What is being asked »
Your task is to repeat all of the material exactly.

Information supplied »
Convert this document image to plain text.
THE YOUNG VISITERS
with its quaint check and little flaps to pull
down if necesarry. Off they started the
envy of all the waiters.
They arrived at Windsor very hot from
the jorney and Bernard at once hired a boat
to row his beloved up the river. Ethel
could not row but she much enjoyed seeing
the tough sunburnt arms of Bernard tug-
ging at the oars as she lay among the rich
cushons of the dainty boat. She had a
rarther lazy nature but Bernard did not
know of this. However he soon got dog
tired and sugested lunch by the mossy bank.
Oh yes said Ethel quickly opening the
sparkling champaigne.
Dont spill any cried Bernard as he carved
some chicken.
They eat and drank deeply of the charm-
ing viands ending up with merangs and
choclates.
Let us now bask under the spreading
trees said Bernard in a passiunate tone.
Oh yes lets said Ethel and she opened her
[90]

Worked answer »
Convert this document image to plain text.
THE YOUNG VISITERS
with its quaint check and little flaps to pull
down if necesarry. Off they started the
envy of all the waiters.
They arrived at Windsor very hot from
the jorney and Bernard at once hired a boat
to row his beloved up the river. Ethel
could not row but she much enjoyed seeing
the tough sunburnt arms of Bernard tug-
ging at the oars as she lay among the rich
cushons of the dainty boat. She had a
rarther lazy nature but Bernard did not
know of this. However he soon got dog
tired and sugested lunch by the mossy bank.
Oh yes said Ethel quickly opening the
sparkling champaigne.
Dont spill any cried Bernard as he carved
some chicken.
They eat and drank deeply of the charm-
ing viands ending up with merangs and
choclates.
Let us now bask under the spreading
trees said Bernard in a passiunate tone.
Oh yes lets said Ethel and she opened her
[90]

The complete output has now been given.